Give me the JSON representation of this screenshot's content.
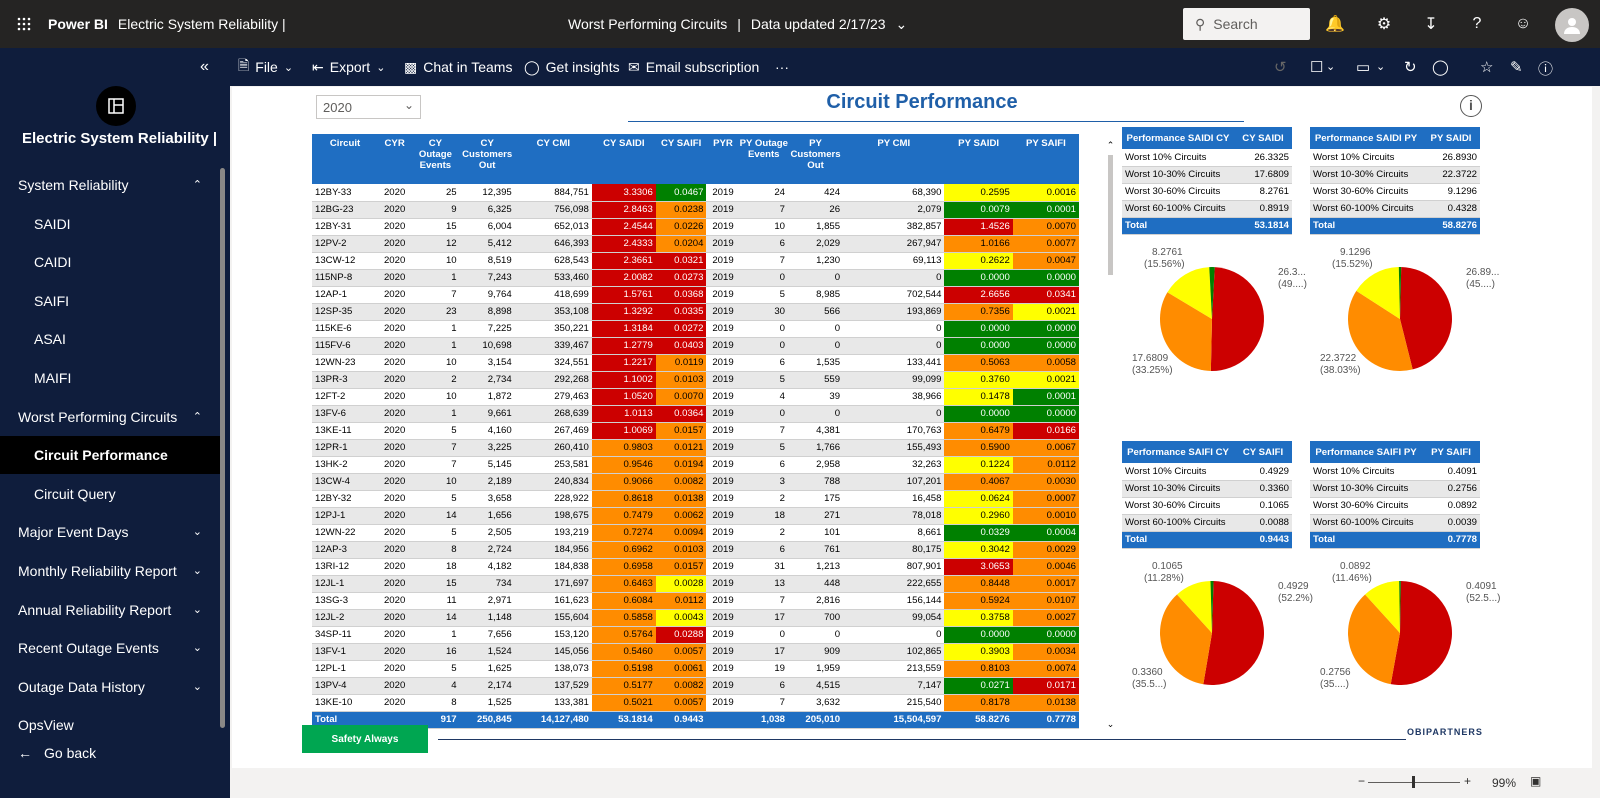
{
  "topbar": {
    "brand": "Power BI",
    "report_title": "Electric System Reliability  |",
    "page": "Worst Performing Circuits",
    "sep": "|",
    "updated": "Data updated 2/17/23",
    "search_placeholder": "Search"
  },
  "sidebar": {
    "title": "Electric System Reliability |",
    "items": [
      {
        "label": "System Reliability",
        "type": "top",
        "chev": "^"
      },
      {
        "label": "SAIDI",
        "type": "sub"
      },
      {
        "label": "CAIDI",
        "type": "sub"
      },
      {
        "label": "SAIFI",
        "type": "sub"
      },
      {
        "label": "ASAI",
        "type": "sub"
      },
      {
        "label": "MAIFI",
        "type": "sub"
      },
      {
        "label": "Worst Performing Circuits",
        "type": "top",
        "chev": "^"
      },
      {
        "label": "Circuit Performance",
        "type": "sub",
        "active": true
      },
      {
        "label": "Circuit Query",
        "type": "sub"
      },
      {
        "label": "Major Event Days",
        "type": "top",
        "chev": "v"
      },
      {
        "label": "Monthly Reliability Report",
        "type": "top",
        "chev": "v"
      },
      {
        "label": "Annual Reliability Report",
        "type": "top",
        "chev": "v"
      },
      {
        "label": "Recent Outage Events",
        "type": "top",
        "chev": "v"
      },
      {
        "label": "Outage Data History",
        "type": "top",
        "chev": "v"
      },
      {
        "label": "OpsView",
        "type": "top"
      }
    ],
    "go_back": "Go back"
  },
  "actionbar": {
    "file": "File",
    "export": "Export",
    "chat": "Chat in Teams",
    "insights": "Get insights",
    "email": "Email subscription",
    "more": "···"
  },
  "report": {
    "year": "2020",
    "title": "Circuit Performance",
    "safety": "Safety Always",
    "logo": "OBIPARTNERS",
    "zoom": "99%"
  },
  "table": {
    "headers": [
      "Circuit",
      "CYR",
      "CY Outage Events",
      "CY Customers Out",
      "CY CMI",
      "CY SAIDI",
      "CY SAIFI",
      "PYR",
      "PY Outage Events",
      "PY Customers Out",
      "PY CMI",
      "PY SAIDI",
      "PY SAIFI"
    ],
    "rows": [
      [
        "12BY-33",
        "2020",
        "25",
        "12,395",
        "884,751",
        "3.3306",
        "0.0467",
        "2019",
        "24",
        "424",
        "68,390",
        "0.2595",
        "0.0016"
      ],
      [
        "12BG-23",
        "2020",
        "9",
        "6,325",
        "756,098",
        "2.8463",
        "0.0238",
        "2019",
        "7",
        "26",
        "2,079",
        "0.0079",
        "0.0001"
      ],
      [
        "12BY-31",
        "2020",
        "15",
        "6,004",
        "652,013",
        "2.4544",
        "0.0226",
        "2019",
        "10",
        "1,855",
        "382,857",
        "1.4526",
        "0.0070"
      ],
      [
        "12PV-2",
        "2020",
        "12",
        "5,412",
        "646,393",
        "2.4333",
        "0.0204",
        "2019",
        "6",
        "2,029",
        "267,947",
        "1.0166",
        "0.0077"
      ],
      [
        "13CW-12",
        "2020",
        "10",
        "8,519",
        "628,543",
        "2.3661",
        "0.0321",
        "2019",
        "7",
        "1,230",
        "69,113",
        "0.2622",
        "0.0047"
      ],
      [
        "115NP-8",
        "2020",
        "1",
        "7,243",
        "533,460",
        "2.0082",
        "0.0273",
        "2019",
        "0",
        "0",
        "0",
        "0.0000",
        "0.0000"
      ],
      [
        "12AP-1",
        "2020",
        "7",
        "9,764",
        "418,699",
        "1.5761",
        "0.0368",
        "2019",
        "5",
        "8,985",
        "702,544",
        "2.6656",
        "0.0341"
      ],
      [
        "12SP-35",
        "2020",
        "23",
        "8,898",
        "353,108",
        "1.3292",
        "0.0335",
        "2019",
        "30",
        "566",
        "193,869",
        "0.7356",
        "0.0021"
      ],
      [
        "115KE-6",
        "2020",
        "1",
        "7,225",
        "350,221",
        "1.3184",
        "0.0272",
        "2019",
        "0",
        "0",
        "0",
        "0.0000",
        "0.0000"
      ],
      [
        "115FV-6",
        "2020",
        "1",
        "10,698",
        "339,467",
        "1.2779",
        "0.0403",
        "2019",
        "0",
        "0",
        "0",
        "0.0000",
        "0.0000"
      ],
      [
        "12WN-23",
        "2020",
        "10",
        "3,154",
        "324,551",
        "1.2217",
        "0.0119",
        "2019",
        "6",
        "1,535",
        "133,441",
        "0.5063",
        "0.0058"
      ],
      [
        "13PR-3",
        "2020",
        "2",
        "2,734",
        "292,268",
        "1.1002",
        "0.0103",
        "2019",
        "5",
        "559",
        "99,099",
        "0.3760",
        "0.0021"
      ],
      [
        "12FT-2",
        "2020",
        "10",
        "1,872",
        "279,463",
        "1.0520",
        "0.0070",
        "2019",
        "4",
        "39",
        "38,966",
        "0.1478",
        "0.0001"
      ],
      [
        "13FV-6",
        "2020",
        "1",
        "9,661",
        "268,639",
        "1.0113",
        "0.0364",
        "2019",
        "0",
        "0",
        "0",
        "0.0000",
        "0.0000"
      ],
      [
        "13KE-11",
        "2020",
        "5",
        "4,160",
        "267,469",
        "1.0069",
        "0.0157",
        "2019",
        "7",
        "4,381",
        "170,763",
        "0.6479",
        "0.0166"
      ],
      [
        "12PR-1",
        "2020",
        "7",
        "3,225",
        "260,410",
        "0.9803",
        "0.0121",
        "2019",
        "5",
        "1,766",
        "155,493",
        "0.5900",
        "0.0067"
      ],
      [
        "13HK-2",
        "2020",
        "7",
        "5,145",
        "253,581",
        "0.9546",
        "0.0194",
        "2019",
        "6",
        "2,958",
        "32,263",
        "0.1224",
        "0.0112"
      ],
      [
        "13CW-4",
        "2020",
        "10",
        "2,189",
        "240,834",
        "0.9066",
        "0.0082",
        "2019",
        "3",
        "788",
        "107,201",
        "0.4067",
        "0.0030"
      ],
      [
        "12BY-32",
        "2020",
        "5",
        "3,658",
        "228,922",
        "0.8618",
        "0.0138",
        "2019",
        "2",
        "175",
        "16,458",
        "0.0624",
        "0.0007"
      ],
      [
        "12PJ-1",
        "2020",
        "14",
        "1,656",
        "198,675",
        "0.7479",
        "0.0062",
        "2019",
        "18",
        "271",
        "78,018",
        "0.2960",
        "0.0010"
      ],
      [
        "12WN-22",
        "2020",
        "5",
        "2,505",
        "193,219",
        "0.7274",
        "0.0094",
        "2019",
        "2",
        "101",
        "8,661",
        "0.0329",
        "0.0004"
      ],
      [
        "12AP-3",
        "2020",
        "8",
        "2,724",
        "184,956",
        "0.6962",
        "0.0103",
        "2019",
        "6",
        "761",
        "80,175",
        "0.3042",
        "0.0029"
      ],
      [
        "13RI-12",
        "2020",
        "18",
        "4,182",
        "184,838",
        "0.6958",
        "0.0157",
        "2019",
        "31",
        "1,213",
        "807,901",
        "3.0653",
        "0.0046"
      ],
      [
        "12JL-1",
        "2020",
        "15",
        "734",
        "171,697",
        "0.6463",
        "0.0028",
        "2019",
        "13",
        "448",
        "222,655",
        "0.8448",
        "0.0017"
      ],
      [
        "13SG-3",
        "2020",
        "11",
        "2,971",
        "161,623",
        "0.6084",
        "0.0112",
        "2019",
        "7",
        "2,816",
        "156,144",
        "0.5924",
        "0.0107"
      ],
      [
        "12JL-2",
        "2020",
        "14",
        "1,148",
        "155,604",
        "0.5858",
        "0.0043",
        "2019",
        "17",
        "700",
        "99,054",
        "0.3758",
        "0.0027"
      ],
      [
        "34SP-11",
        "2020",
        "1",
        "7,656",
        "153,120",
        "0.5764",
        "0.0288",
        "2019",
        "0",
        "0",
        "0",
        "0.0000",
        "0.0000"
      ],
      [
        "13FV-1",
        "2020",
        "16",
        "1,524",
        "145,056",
        "0.5460",
        "0.0057",
        "2019",
        "17",
        "909",
        "102,865",
        "0.3903",
        "0.0034"
      ],
      [
        "12PL-1",
        "2020",
        "5",
        "1,625",
        "138,073",
        "0.5198",
        "0.0061",
        "2019",
        "19",
        "1,959",
        "213,559",
        "0.8103",
        "0.0074"
      ],
      [
        "13PV-4",
        "2020",
        "4",
        "2,174",
        "137,529",
        "0.5177",
        "0.0082",
        "2019",
        "6",
        "4,515",
        "7,147",
        "0.0271",
        "0.0171"
      ],
      [
        "13KE-10",
        "2020",
        "8",
        "1,525",
        "133,381",
        "0.5021",
        "0.0057",
        "2019",
        "7",
        "3,632",
        "215,540",
        "0.8178",
        "0.0138"
      ]
    ],
    "colors": [
      [
        "red",
        "grn",
        "yel",
        "yel"
      ],
      [
        "red",
        "org",
        "grn",
        "grn"
      ],
      [
        "red",
        "org",
        "red",
        "org"
      ],
      [
        "red",
        "org",
        "org",
        "org"
      ],
      [
        "red",
        "red",
        "yel",
        "org"
      ],
      [
        "red",
        "red",
        "grn",
        "grn"
      ],
      [
        "red",
        "red",
        "red",
        "red"
      ],
      [
        "red",
        "red",
        "org",
        "yel"
      ],
      [
        "red",
        "red",
        "grn",
        "grn"
      ],
      [
        "red",
        "red",
        "grn",
        "grn"
      ],
      [
        "red",
        "org",
        "org",
        "org"
      ],
      [
        "red",
        "org",
        "yel",
        "yel"
      ],
      [
        "red",
        "org",
        "yel",
        "grn"
      ],
      [
        "red",
        "red",
        "grn",
        "grn"
      ],
      [
        "red",
        "org",
        "org",
        "red"
      ],
      [
        "org",
        "org",
        "org",
        "org"
      ],
      [
        "org",
        "org",
        "yel",
        "org"
      ],
      [
        "org",
        "org",
        "org",
        "org"
      ],
      [
        "org",
        "org",
        "yel",
        "org"
      ],
      [
        "org",
        "org",
        "yel",
        "org"
      ],
      [
        "org",
        "org",
        "grn",
        "grn"
      ],
      [
        "org",
        "org",
        "yel",
        "org"
      ],
      [
        "org",
        "org",
        "red",
        "org"
      ],
      [
        "org",
        "yel",
        "org",
        "org"
      ],
      [
        "org",
        "org",
        "org",
        "org"
      ],
      [
        "org",
        "yel",
        "yel",
        "org"
      ],
      [
        "org",
        "red",
        "grn",
        "grn"
      ],
      [
        "org",
        "org",
        "yel",
        "org"
      ],
      [
        "org",
        "org",
        "org",
        "org"
      ],
      [
        "org",
        "org",
        "grn",
        "red"
      ],
      [
        "org",
        "org",
        "org",
        "org"
      ]
    ],
    "total": [
      "Total",
      "",
      "917",
      "250,845",
      "14,127,480",
      "53.1814",
      "0.9443",
      "",
      "1,038",
      "205,010",
      "15,504,597",
      "58.8276",
      "0.7778"
    ]
  },
  "perf": [
    {
      "h1": "Performance SAIDI CY",
      "h2": "CY SAIDI",
      "rows": [
        [
          "Worst 10% Circuits",
          "26.3325"
        ],
        [
          "Worst 10-30% Circuits",
          "17.6809"
        ],
        [
          "Worst 30-60% Circuits",
          "8.2761"
        ],
        [
          "Worst 60-100% Circuits",
          "0.8919"
        ]
      ],
      "total": "53.1814",
      "pie": {
        "values": [
          26.3325,
          17.6809,
          8.2761,
          0.8919
        ],
        "labels": {
          "tr": "26.3...",
          "tr2": "(49....)",
          "tl": "8.2761",
          "tl2": "(15.56%)",
          "bl": "17.6809",
          "bl2": "(33.25%)"
        }
      }
    },
    {
      "h1": "Performance SAIDI PY",
      "h2": "PY SAIDI",
      "rows": [
        [
          "Worst 10% Circuits",
          "26.8930"
        ],
        [
          "Worst 10-30% Circuits",
          "22.3722"
        ],
        [
          "Worst 30-60% Circuits",
          "9.1296"
        ],
        [
          "Worst 60-100% Circuits",
          "0.4328"
        ]
      ],
      "total": "58.8276",
      "pie": {
        "values": [
          26.893,
          22.3722,
          9.1296,
          0.4328
        ],
        "labels": {
          "tr": "26.89...",
          "tr2": "(45....)",
          "tl": "9.1296",
          "tl2": "(15.52%)",
          "bl": "22.3722",
          "bl2": "(38.03%)"
        }
      }
    },
    {
      "h1": "Performance SAIFI CY",
      "h2": "CY SAIFI",
      "rows": [
        [
          "Worst 10% Circuits",
          "0.4929"
        ],
        [
          "Worst 10-30% Circuits",
          "0.3360"
        ],
        [
          "Worst 30-60% Circuits",
          "0.1065"
        ],
        [
          "Worst 60-100% Circuits",
          "0.0088"
        ]
      ],
      "total": "0.9443",
      "pie": {
        "values": [
          0.4929,
          0.336,
          0.1065,
          0.0088
        ],
        "labels": {
          "tr": "0.4929",
          "tr2": "(52.2%)",
          "tl": "0.1065",
          "tl2": "(11.28%)",
          "bl": "0.3360",
          "bl2": "(35.5...)"
        }
      }
    },
    {
      "h1": "Performance SAIFI PY",
      "h2": "PY SAIFI",
      "rows": [
        [
          "Worst 10% Circuits",
          "0.4091"
        ],
        [
          "Worst 10-30% Circuits",
          "0.2756"
        ],
        [
          "Worst 30-60% Circuits",
          "0.0892"
        ],
        [
          "Worst 60-100% Circuits",
          "0.0039"
        ]
      ],
      "total": "0.7778",
      "pie": {
        "values": [
          0.4091,
          0.2756,
          0.0892,
          0.0039
        ],
        "labels": {
          "tr": "0.4091",
          "tr2": "(52.5...)",
          "tl": "0.0892",
          "tl2": "(11.46%)",
          "bl": "0.2756",
          "bl2": "(35....)"
        }
      }
    }
  ],
  "pie_colors": [
    "#cc0000",
    "#ff8c00",
    "#ffff00",
    "#008000"
  ]
}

- [DO THIS]
Look for "SAIFI" and pull out every line that has it.

- [ANSWER TO THIS PROBLEM]
        "label": "SAIFI",
      "CY SAIFI",
      "PY SAIFI"
      "h1": "Performance SAIFI CY",
      "h2": "CY SAIFI",
      "h1": "Performance SAIFI PY",
      "h2": "PY SAIFI",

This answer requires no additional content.